▶ [Given request]: Using the entries that follow, collect the lines where the word "kiểu" appears.

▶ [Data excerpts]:
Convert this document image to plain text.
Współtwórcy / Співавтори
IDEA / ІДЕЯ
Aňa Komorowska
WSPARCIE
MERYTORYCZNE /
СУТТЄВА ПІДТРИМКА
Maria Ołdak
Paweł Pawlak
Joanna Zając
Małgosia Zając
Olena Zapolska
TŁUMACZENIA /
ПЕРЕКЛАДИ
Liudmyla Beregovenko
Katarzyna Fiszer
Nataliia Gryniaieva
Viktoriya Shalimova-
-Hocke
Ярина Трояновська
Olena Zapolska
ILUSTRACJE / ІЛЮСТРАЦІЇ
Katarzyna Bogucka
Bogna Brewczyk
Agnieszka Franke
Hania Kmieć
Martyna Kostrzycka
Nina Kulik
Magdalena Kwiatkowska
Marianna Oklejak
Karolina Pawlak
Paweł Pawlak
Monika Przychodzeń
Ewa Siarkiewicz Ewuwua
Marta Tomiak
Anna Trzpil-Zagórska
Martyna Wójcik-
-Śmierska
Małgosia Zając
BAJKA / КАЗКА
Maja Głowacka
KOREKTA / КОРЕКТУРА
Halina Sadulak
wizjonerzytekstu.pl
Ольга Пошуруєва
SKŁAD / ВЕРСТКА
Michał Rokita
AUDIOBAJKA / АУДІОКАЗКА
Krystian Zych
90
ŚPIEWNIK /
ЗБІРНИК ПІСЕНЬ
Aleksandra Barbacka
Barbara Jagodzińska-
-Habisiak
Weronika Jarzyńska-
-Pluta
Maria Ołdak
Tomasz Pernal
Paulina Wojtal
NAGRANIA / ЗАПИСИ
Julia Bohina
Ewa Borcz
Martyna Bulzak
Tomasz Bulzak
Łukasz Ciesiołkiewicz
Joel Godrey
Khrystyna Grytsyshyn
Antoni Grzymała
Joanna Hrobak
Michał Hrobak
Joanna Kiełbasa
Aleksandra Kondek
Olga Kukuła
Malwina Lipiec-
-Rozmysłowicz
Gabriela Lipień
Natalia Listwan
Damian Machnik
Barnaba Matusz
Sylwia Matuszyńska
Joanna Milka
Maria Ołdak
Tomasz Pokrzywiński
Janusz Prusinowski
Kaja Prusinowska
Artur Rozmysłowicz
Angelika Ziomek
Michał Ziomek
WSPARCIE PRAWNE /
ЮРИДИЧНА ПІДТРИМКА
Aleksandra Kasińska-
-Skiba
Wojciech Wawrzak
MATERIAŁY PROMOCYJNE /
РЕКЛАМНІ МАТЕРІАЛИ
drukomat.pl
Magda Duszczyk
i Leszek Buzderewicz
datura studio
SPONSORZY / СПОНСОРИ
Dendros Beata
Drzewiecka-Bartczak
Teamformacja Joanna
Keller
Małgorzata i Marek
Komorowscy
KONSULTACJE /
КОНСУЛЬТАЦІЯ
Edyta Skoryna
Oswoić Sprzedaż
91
---
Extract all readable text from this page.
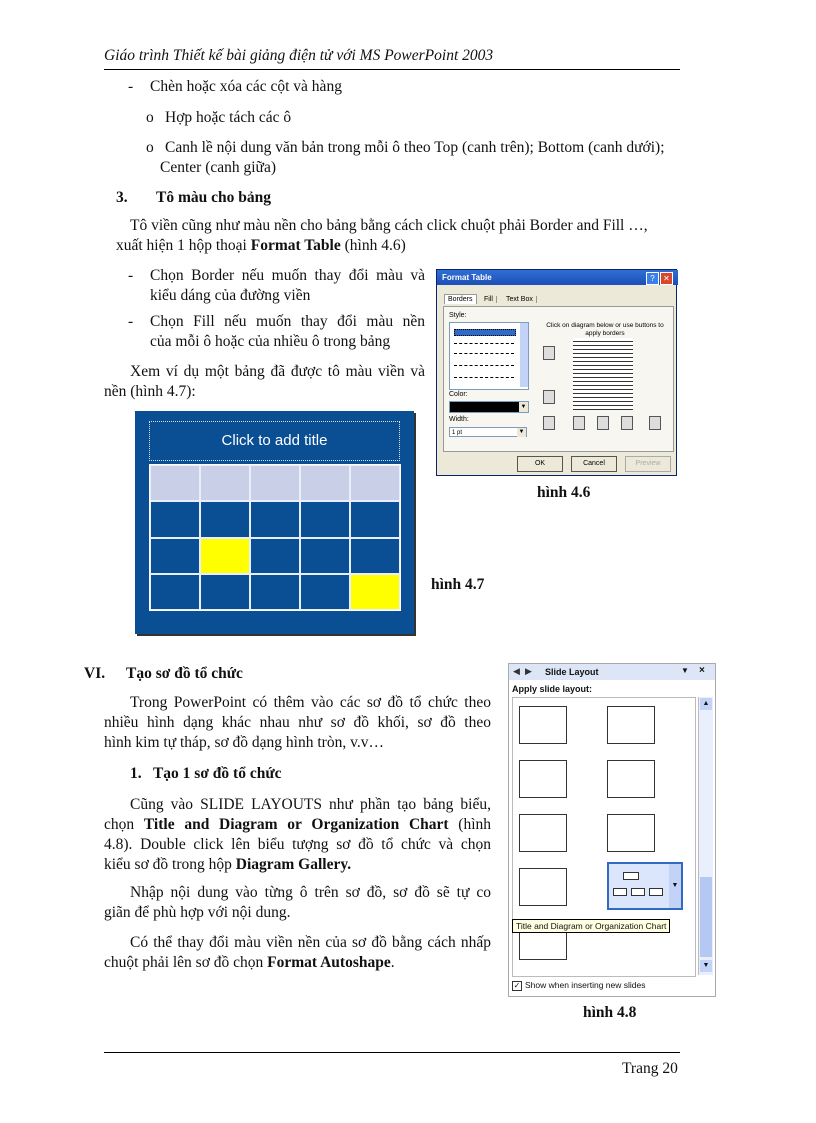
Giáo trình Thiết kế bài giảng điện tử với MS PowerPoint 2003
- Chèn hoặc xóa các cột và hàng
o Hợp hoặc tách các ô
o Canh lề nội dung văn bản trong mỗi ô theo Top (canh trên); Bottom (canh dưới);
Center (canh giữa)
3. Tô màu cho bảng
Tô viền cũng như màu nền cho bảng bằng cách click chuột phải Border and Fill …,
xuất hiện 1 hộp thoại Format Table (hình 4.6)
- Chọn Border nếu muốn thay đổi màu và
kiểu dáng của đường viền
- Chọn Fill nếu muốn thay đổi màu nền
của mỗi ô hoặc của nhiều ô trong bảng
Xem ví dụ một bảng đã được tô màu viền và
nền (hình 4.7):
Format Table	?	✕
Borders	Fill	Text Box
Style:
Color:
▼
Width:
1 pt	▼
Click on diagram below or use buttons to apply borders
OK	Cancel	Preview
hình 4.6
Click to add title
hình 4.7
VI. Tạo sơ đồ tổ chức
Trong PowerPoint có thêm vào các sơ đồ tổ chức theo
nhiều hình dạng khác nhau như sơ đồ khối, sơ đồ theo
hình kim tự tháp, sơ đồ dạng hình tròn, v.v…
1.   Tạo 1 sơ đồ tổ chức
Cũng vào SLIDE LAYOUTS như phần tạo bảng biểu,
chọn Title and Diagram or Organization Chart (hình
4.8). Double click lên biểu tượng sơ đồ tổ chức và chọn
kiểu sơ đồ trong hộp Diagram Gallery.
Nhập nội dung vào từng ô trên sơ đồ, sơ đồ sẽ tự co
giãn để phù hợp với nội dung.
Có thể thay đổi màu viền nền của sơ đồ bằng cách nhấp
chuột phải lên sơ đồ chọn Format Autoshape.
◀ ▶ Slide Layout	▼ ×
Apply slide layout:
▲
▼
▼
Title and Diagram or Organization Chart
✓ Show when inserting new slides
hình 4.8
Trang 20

▶ [Output]:
kiểu dáng của đường viền
kiểu sơ đồ trong hộp Diagram Gallery.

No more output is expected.